start Stored records
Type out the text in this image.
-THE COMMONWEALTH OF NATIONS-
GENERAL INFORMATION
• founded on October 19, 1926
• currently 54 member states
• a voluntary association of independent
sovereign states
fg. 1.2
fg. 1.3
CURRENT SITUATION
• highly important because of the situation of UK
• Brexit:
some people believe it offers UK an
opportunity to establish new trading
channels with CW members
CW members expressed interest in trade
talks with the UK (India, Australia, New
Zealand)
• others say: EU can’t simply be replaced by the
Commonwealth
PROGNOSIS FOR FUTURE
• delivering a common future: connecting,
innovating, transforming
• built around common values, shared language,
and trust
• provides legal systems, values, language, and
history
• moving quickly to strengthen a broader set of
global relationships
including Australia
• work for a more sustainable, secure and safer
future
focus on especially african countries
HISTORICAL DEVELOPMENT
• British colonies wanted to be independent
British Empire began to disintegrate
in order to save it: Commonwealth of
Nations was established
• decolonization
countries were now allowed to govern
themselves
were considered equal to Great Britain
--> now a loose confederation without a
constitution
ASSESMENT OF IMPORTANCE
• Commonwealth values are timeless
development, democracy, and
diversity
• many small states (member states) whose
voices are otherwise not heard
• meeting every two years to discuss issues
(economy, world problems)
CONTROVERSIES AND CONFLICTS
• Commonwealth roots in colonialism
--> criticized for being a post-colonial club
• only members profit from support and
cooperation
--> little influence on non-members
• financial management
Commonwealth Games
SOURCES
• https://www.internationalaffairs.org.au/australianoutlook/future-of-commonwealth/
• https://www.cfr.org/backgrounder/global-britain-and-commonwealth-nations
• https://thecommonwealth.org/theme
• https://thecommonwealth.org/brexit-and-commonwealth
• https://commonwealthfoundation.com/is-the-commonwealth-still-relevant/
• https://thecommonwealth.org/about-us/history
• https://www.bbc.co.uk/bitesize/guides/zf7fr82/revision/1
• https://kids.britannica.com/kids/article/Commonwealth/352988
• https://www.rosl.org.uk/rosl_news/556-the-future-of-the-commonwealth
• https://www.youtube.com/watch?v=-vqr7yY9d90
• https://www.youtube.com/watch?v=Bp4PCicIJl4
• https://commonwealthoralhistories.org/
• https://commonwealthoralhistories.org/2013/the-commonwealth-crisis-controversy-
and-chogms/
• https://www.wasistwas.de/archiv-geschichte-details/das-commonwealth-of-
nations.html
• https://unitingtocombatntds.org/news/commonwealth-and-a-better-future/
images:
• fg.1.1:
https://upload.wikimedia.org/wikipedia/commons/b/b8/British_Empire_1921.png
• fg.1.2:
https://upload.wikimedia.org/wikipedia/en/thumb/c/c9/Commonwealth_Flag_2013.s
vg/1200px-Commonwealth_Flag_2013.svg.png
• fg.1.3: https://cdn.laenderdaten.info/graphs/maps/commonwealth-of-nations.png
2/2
end Stored records
**The exercise**.
Collect the lines that hold "global".

**Written reply**.
global relationships
• https://www.cfr.org/backgrounder/global-britain-and-commonwealth-nations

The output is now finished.